* Data supplied:
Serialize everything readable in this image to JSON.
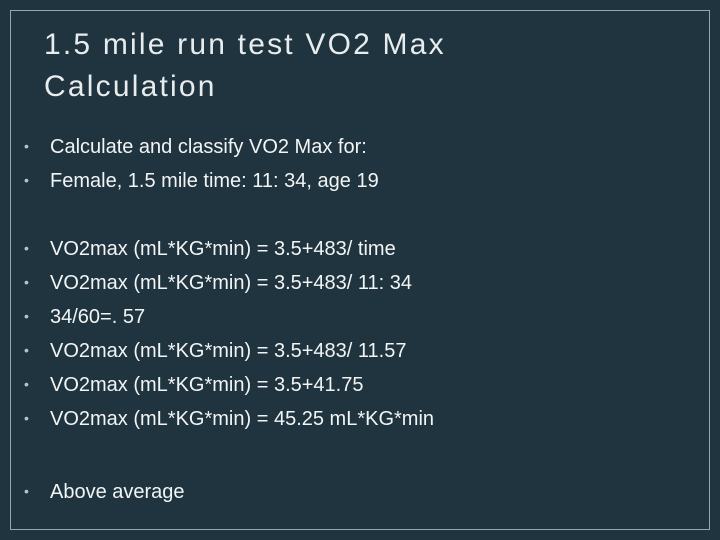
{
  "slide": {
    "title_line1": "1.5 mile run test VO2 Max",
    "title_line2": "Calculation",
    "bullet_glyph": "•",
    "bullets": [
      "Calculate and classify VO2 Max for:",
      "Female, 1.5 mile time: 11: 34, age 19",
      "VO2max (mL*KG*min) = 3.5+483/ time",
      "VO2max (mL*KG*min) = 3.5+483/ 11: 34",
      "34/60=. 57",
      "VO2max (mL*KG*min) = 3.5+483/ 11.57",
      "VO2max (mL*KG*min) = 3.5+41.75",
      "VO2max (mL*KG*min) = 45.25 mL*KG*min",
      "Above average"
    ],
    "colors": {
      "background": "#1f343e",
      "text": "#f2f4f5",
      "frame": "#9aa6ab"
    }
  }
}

* Problem: Repeat the listing in full and exactly. Do not include any images.

* Answer for this exercise:
Serialize everything readable in this image to JSON.
{
  "slide": {
    "title_line1": "1.5 mile run test VO2 Max",
    "title_line2": "Calculation",
    "bullet_glyph": "•",
    "bullets": [
      "Calculate and classify VO2 Max for:",
      "Female, 1.5 mile time: 11: 34, age 19",
      "VO2max (mL*KG*min) = 3.5+483/ time",
      "VO2max (mL*KG*min) = 3.5+483/ 11: 34",
      "34/60=. 57",
      "VO2max (mL*KG*min) = 3.5+483/ 11.57",
      "VO2max (mL*KG*min) = 3.5+41.75",
      "VO2max (mL*KG*min) = 45.25 mL*KG*min",
      "Above average"
    ],
    "colors": {
      "background": "#1f343e",
      "text": "#f2f4f5",
      "frame": "#9aa6ab"
    }
  }
}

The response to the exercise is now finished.